(Data entries)
# # # #

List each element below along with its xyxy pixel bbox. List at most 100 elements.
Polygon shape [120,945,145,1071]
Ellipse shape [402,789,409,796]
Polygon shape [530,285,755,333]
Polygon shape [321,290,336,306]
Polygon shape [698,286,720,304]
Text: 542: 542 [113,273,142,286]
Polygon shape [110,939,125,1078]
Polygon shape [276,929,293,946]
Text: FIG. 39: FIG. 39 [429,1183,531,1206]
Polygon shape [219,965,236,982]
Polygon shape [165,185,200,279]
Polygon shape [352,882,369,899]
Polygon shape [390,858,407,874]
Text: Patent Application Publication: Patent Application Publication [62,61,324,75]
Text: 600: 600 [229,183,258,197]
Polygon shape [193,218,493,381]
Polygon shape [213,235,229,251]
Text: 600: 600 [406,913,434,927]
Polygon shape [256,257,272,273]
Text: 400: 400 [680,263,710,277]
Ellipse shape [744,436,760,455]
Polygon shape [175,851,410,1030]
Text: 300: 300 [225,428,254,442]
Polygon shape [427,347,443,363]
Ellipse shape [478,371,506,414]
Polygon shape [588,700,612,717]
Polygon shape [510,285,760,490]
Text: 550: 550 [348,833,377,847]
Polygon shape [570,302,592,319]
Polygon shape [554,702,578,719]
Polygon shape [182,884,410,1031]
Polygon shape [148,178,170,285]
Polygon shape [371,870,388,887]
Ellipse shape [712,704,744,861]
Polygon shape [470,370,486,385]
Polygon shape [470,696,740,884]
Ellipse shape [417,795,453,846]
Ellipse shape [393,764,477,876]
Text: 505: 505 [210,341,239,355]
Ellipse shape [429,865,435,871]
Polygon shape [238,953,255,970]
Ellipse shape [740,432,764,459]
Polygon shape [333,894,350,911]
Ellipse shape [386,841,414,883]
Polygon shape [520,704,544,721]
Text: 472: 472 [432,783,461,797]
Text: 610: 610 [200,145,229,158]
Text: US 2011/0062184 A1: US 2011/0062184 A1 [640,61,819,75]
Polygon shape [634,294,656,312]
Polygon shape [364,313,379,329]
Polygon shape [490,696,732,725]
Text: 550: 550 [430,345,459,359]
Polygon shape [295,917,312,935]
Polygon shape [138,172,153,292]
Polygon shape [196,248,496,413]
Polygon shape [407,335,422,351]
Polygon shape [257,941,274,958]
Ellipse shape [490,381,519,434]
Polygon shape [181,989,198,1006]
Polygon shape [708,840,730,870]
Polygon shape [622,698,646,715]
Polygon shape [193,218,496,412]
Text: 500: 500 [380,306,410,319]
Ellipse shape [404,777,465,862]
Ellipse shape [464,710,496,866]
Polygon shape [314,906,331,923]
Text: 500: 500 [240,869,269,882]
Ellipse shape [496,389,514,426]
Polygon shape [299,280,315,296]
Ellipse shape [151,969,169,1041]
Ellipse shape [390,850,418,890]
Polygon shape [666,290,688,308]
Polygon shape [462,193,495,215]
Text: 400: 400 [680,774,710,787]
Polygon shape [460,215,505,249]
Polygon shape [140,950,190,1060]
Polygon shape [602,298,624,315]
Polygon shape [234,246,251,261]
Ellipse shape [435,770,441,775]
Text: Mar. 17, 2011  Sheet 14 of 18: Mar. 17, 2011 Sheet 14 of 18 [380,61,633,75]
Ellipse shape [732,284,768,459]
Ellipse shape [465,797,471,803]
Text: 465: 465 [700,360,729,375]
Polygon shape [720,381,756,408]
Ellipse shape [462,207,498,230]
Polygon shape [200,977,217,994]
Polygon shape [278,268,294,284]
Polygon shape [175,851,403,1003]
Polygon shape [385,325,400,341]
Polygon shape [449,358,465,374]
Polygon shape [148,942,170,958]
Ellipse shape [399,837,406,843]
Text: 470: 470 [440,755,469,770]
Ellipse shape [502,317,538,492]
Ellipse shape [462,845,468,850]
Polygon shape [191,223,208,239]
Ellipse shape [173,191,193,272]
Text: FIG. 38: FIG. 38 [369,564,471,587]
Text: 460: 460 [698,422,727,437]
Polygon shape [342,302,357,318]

# # # #

=== Directions ===
Return the lines of the listing above verbatim, from its first line through the line containing "Polygon shape [698,286,720,304]".

=== Answer below ===
List each element below along with its xyxy pixel bbox. List at most 100 elements.
Polygon shape [120,945,145,1071]
Ellipse shape [402,789,409,796]
Polygon shape [530,285,755,333]
Polygon shape [321,290,336,306]
Polygon shape [698,286,720,304]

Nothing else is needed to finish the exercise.